EXERCISE: Restate all of the following data exactly, keeping any images out of the copy.

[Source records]
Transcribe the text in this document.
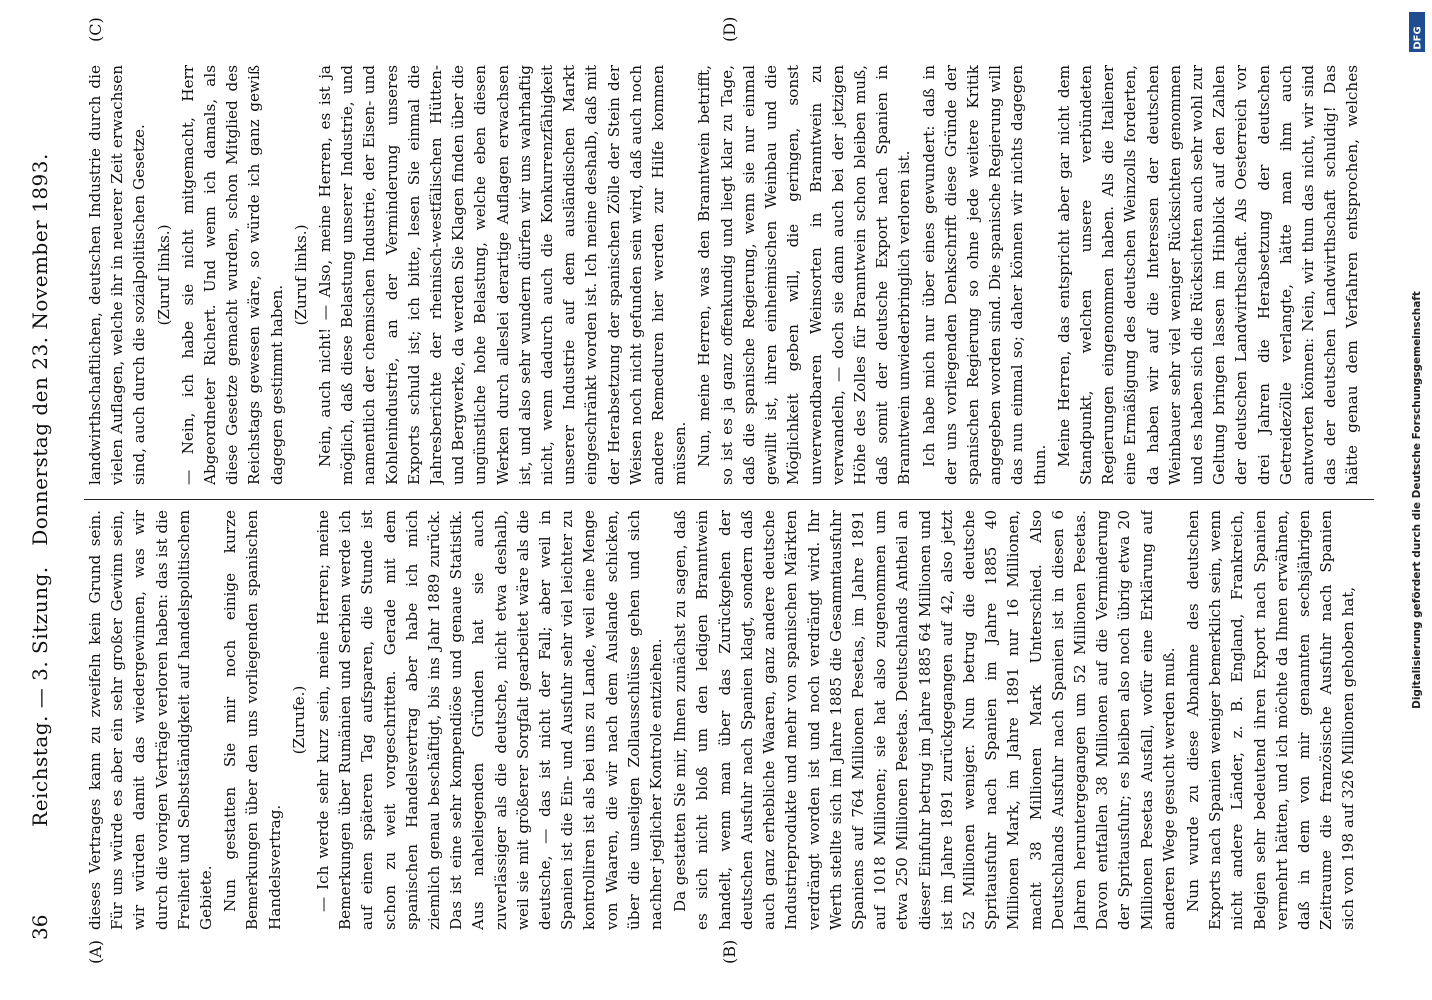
36
Reichstag. — 3. Sitzung.   Donnerstag den 23. November 1893.
(A)	(B)
(C)	(D)

dieses Vertrages kann zu zweifeln kein Grund sein. Für uns würde es aber ein sehr großer Gewinn sein, wir würden damit das wiedergewinnen, was wir durch die vorigen Verträge verloren haben: das ist die Freiheit und Selbstständigkeit auf handelspolitischem Gebiete. Nun gestatten Sie mir noch einige kurze Bemerkungen über den uns vorliegenden spanischen Handelsvertrag.

(Zurufe.) — Ich werde sehr kurz sein, meine Herren; meine Bemerkungen über Rumänien und Serbien werde ich auf einen späteren Tag aufsparen, die Stunde ist schon zu weit vorgeschritten. Gerade mit dem spanischen Handelsvertrag aber habe ich mich ziemlich genau beschäftigt, bis ins Jahr 1889 zurück. Das ist eine sehr kompendiöse und genaue Statistik. Aus naheliegenden Gründen hat sie auch zuverlässiger als die deutsche, nicht etwa deshalb, weil sie mit größerer Sorgfalt gearbeitet wäre als die deutsche, — das ist nicht der Fall; aber weil in Spanien ist die Ein- und Ausfuhr sehr viel leichter zu kontrolliren ist als bei uns zu Lande, weil eine Menge von Waaren, die wir nach dem Auslande schicken, über die unseligen Zollausschlüsse gehen und sich nachher jeglicher Kontrole entziehen. Da gestatten Sie mir, Ihnen zunächst zu sagen, daß es sich nicht bloß um den ledigen Branntwein handelt, wenn man über das Zurückgehen der deutschen Ausfuhr nach Spanien klagt, sondern daß auch ganz erhebliche Waaren, ganz andere deutsche Industrieprodukte und mehr von spanischen Märkten verdrängt worden ist und noch verdrängt wird. Ihr Werth stellte sich im Jahre 1885 die Gesammtausfuhr Spaniens auf 764 Millionen Pesetas, im Jahre 1891 auf 1018 Millionen; sie hat also zugenommen um etwa 250 Millionen Pesetas. Deutschlands Antheil an dieser Einfuhr betrug im Jahre 1885 64 Millionen und ist im Jahre 1891 zurückgegangen auf 42, also jetzt 52 Millionen weniger. Nun betrug die deutsche Spritausfuhr nach Spanien im Jahre 1885 40 Millionen Mark, im Jahre 1891 nur 16 Millionen, macht 38 Millionen Mark Unterschied. Also Deutschlands Ausfuhr nach Spanien ist in diesen 6 Jahren heruntergegangen um 52 Millionen Pesetas. Davon entfallen 38 Millionen auf die Verminderung der Spritausfuhr; es bleiben also noch übrig etwa 20 Millionen Pesetas Ausfall, wofür eine Erklärung auf anderen Wege gesucht werden muß. Nun wurde zu diese Abnahme des deutschen Exports nach Spanien weniger bemerklich sein, wenn nicht andere Länder, z. B. England, Frankreich, Belgien sehr bedeutend ihren Export nach Spanien vermehrt hätten, und ich möchte da Ihnen erwähnen, daß in dem von mir genannten sechsjährigen Zeitraume die französische Ausfuhr nach Spanien sich von 198 auf 326 Millionen gehoben hat,

landwirthschaftlichen, deutschen Industrie durch die vielen Auflagen, welche ihr in neuerer Zeit erwachsen sind, auch durch die sozialpolitischen Gesetze. (Zuruf links.) — Nein, ich habe sie nicht mitgemacht, Herr Abgeordneter Richert. Und wenn ich damals, als diese Gesetze gemacht wurden, schon Mitglied des Reichstags gewesen wäre, so würde ich ganz gewiß dagegen gestimmt haben.

(Zuruf links.) Nein, auch nicht! — Also, meine Herren, es ist ja möglich, daß diese Belastung unserer Industrie, und namentlich der chemischen Industrie, der Eisen- und Kohlenindustrie, an der Verminderung unseres Exports schuld ist; ich bitte, lesen Sie einmal die Jahresberichte der rheinisch-westfälischen Hütten- und Bergwerke, da werden Sie Klagen finden über die ungünstliche hohe Belastung, welche eben diesen Werken durch alleslei derartige Auflagen erwachsen ist, und also sehr wundern dürfen wir uns wahrhaftig nicht, wenn dadurch auch die Konkurrenzfähigkeit unserer Industrie auf dem ausländischen Markt eingeschränkt worden ist. Ich meine deshalb, daß mit der Herabsetzung der spanischen Zölle der Stein der Weisen noch nicht gefunden sein wird, daß auch noch andere Remeduren hier werden zur Hilfe kommen müssen. Nun, meine Herren, was den Branntwein betrifft, so ist es ja ganz offenkundig und liegt klar zu Tage, daß die spanische Regierung, wenn sie nur einmal gewillt ist, ihren einheimischen Weinbau und die Möglichkeit geben will, die geringen, sonst unverwendbaren Weinsorten in Branntwein zu verwandeln, — doch sie dann auch bei der jetzigen Höhe des Zolles für Branntwein schon bleiben muß, daß somit der deutsche Export nach Spanien in Branntwein unwiederbringlich verloren ist. Ich habe mich nur über eines gewundert: daß in der uns vorliegenden Denkschrift diese Gründe der spanischen Regierung so ohne jede weitere Kritik angegeben worden sind. Die spanische Regierung will das nun einmal so; daher können wir nichts dagegen thun. Meine Herren, das entspricht aber gar nicht dem Standpunkt, welchen unsere verbündeten Regierungen eingenommen haben. Als die Italiener eine Ermäßigung des deutschen Weinzolls forderten, da haben wir auf die Interessen der deutschen Weinbauer sehr viel weniger Rücksichten genommen und es haben sich die Rücksichten auch sehr wohl zur Geltung bringen lassen im Hinblick auf den Zahlen der deutschen Landwirthschaft. Als Oesterreich vor drei Jahren die Herabsetzung der deutschen Getreidezölle verlangte, hätte man ihm auch antworten können: Nein, wir thun das nicht, wir sind das der deutschen Landwirthschaft schuldig! Das hätte genau dem Verfahren entsprochen, welches

DFG
Digitalisierung gefördert durch die Deutsche Forschungsgemeinschaft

TASK RESPONSE:
Transcribe the text in this document.
36
Reichstag. — 3. Sitzung.   Donnerstag den 23. November 1893.
(A)	(B)
(C)	(D)

dieses Vertrages kann zu zweifeln kein Grund sein. Für uns würde es aber ein sehr großer Gewinn sein, wir würden damit das wiedergewinnen, was wir durch die vorigen Verträge verloren haben: das ist die Freiheit und Selbstständigkeit auf handelspolitischem Gebiete. Nun gestatten Sie mir noch einige kurze Bemerkungen über den uns vorliegenden spanischen Handelsvertrag.

(Zurufe.) — Ich werde sehr kurz sein, meine Herren; meine Bemerkungen über Rumänien und Serbien werde ich auf einen späteren Tag aufsparen, die Stunde ist schon zu weit vorgeschritten. Gerade mit dem spanischen Handelsvertrag aber habe ich mich ziemlich genau beschäftigt, bis ins Jahr 1889 zurück. Das ist eine sehr kompendiöse und genaue Statistik. Aus naheliegenden Gründen hat sie auch zuverlässiger als die deutsche, nicht etwa deshalb, weil sie mit größerer Sorgfalt gearbeitet wäre als die deutsche, — das ist nicht der Fall; aber weil in Spanien ist die Ein- und Ausfuhr sehr viel leichter zu kontrolliren ist als bei uns zu Lande, weil eine Menge von Waaren, die wir nach dem Auslande schicken, über die unseligen Zollausschlüsse gehen und sich nachher jeglicher Kontrole entziehen. Da gestatten Sie mir, Ihnen zunächst zu sagen, daß es sich nicht bloß um den ledigen Branntwein handelt, wenn man über das Zurückgehen der deutschen Ausfuhr nach Spanien klagt, sondern daß auch ganz erhebliche Waaren, ganz andere deutsche Industrieprodukte und mehr von spanischen Märkten verdrängt worden ist und noch verdrängt wird. Ihr Werth stellte sich im Jahre 1885 die Gesammtausfuhr Spaniens auf 764 Millionen Pesetas, im Jahre 1891 auf 1018 Millionen; sie hat also zugenommen um etwa 250 Millionen Pesetas. Deutschlands Antheil an dieser Einfuhr betrug im Jahre 1885 64 Millionen und ist im Jahre 1891 zurückgegangen auf 42, also jetzt 52 Millionen weniger. Nun betrug die deutsche Spritausfuhr nach Spanien im Jahre 1885 40 Millionen Mark, im Jahre 1891 nur 16 Millionen, macht 38 Millionen Mark Unterschied. Also Deutschlands Ausfuhr nach Spanien ist in diesen 6 Jahren heruntergegangen um 52 Millionen Pesetas. Davon entfallen 38 Millionen auf die Verminderung der Spritausfuhr; es bleiben also noch übrig etwa 20 Millionen Pesetas Ausfall, wofür eine Erklärung auf anderen Wege gesucht werden muß. Nun wurde zu diese Abnahme des deutschen Exports nach Spanien weniger bemerklich sein, wenn nicht andere Länder, z. B. England, Frankreich, Belgien sehr bedeutend ihren Export nach Spanien vermehrt hätten, und ich möchte da Ihnen erwähnen, daß in dem von mir genannten sechsjährigen Zeitraume die französische Ausfuhr nach Spanien sich von 198 auf 326 Millionen gehoben hat,

landwirthschaftlichen, deutschen Industrie durch die vielen Auflagen, welche ihr in neuerer Zeit erwachsen sind, auch durch die sozialpolitischen Gesetze. (Zuruf links.) — Nein, ich habe sie nicht mitgemacht, Herr Abgeordneter Richert. Und wenn ich damals, als diese Gesetze gemacht wurden, schon Mitglied des Reichstags gewesen wäre, so würde ich ganz gewiß dagegen gestimmt haben.

(Zuruf links.) Nein, auch nicht! — Also, meine Herren, es ist ja möglich, daß diese Belastung unserer Industrie, und namentlich der chemischen Industrie, der Eisen- und Kohlenindustrie, an der Verminderung unseres Exports schuld ist; ich bitte, lesen Sie einmal die Jahresberichte der rheinisch-westfälischen Hütten- und Bergwerke, da werden Sie Klagen finden über die ungünstliche hohe Belastung, welche eben diesen Werken durch alleslei derartige Auflagen erwachsen ist, und also sehr wundern dürfen wir uns wahrhaftig nicht, wenn dadurch auch die Konkurrenzfähigkeit unserer Industrie auf dem ausländischen Markt eingeschränkt worden ist. Ich meine deshalb, daß mit der Herabsetzung der spanischen Zölle der Stein der Weisen noch nicht gefunden sein wird, daß auch noch andere Remeduren hier werden zur Hilfe kommen müssen. Nun, meine Herren, was den Branntwein betrifft, so ist es ja ganz offenkundig und liegt klar zu Tage, daß die spanische Regierung, wenn sie nur einmal gewillt ist, ihren einheimischen Weinbau und die Möglichkeit geben will, die geringen, sonst unverwendbaren Weinsorten in Branntwein zu verwandeln, — doch sie dann auch bei der jetzigen Höhe des Zolles für Branntwein schon bleiben muß, daß somit der deutsche Export nach Spanien in Branntwein unwiederbringlich verloren ist. Ich habe mich nur über eines gewundert: daß in der uns vorliegenden Denkschrift diese Gründe der spanischen Regierung so ohne jede weitere Kritik angegeben worden sind. Die spanische Regierung will das nun einmal so; daher können wir nichts dagegen thun. Meine Herren, das entspricht aber gar nicht dem Standpunkt, welchen unsere verbündeten Regierungen eingenommen haben. Als die Italiener eine Ermäßigung des deutschen Weinzolls forderten, da haben wir auf die Interessen der deutschen Weinbauer sehr viel weniger Rücksichten genommen und es haben sich die Rücksichten auch sehr wohl zur Geltung bringen lassen im Hinblick auf den Zahlen der deutschen Landwirthschaft. Als Oesterreich vor drei Jahren die Herabsetzung der deutschen Getreidezölle verlangte, hätte man ihm auch antworten können: Nein, wir thun das nicht, wir sind das der deutschen Landwirthschaft schuldig! Das hätte genau dem Verfahren entsprochen, welches

DFG
Digitalisierung gefördert durch die Deutsche Forschungsgemeinschaft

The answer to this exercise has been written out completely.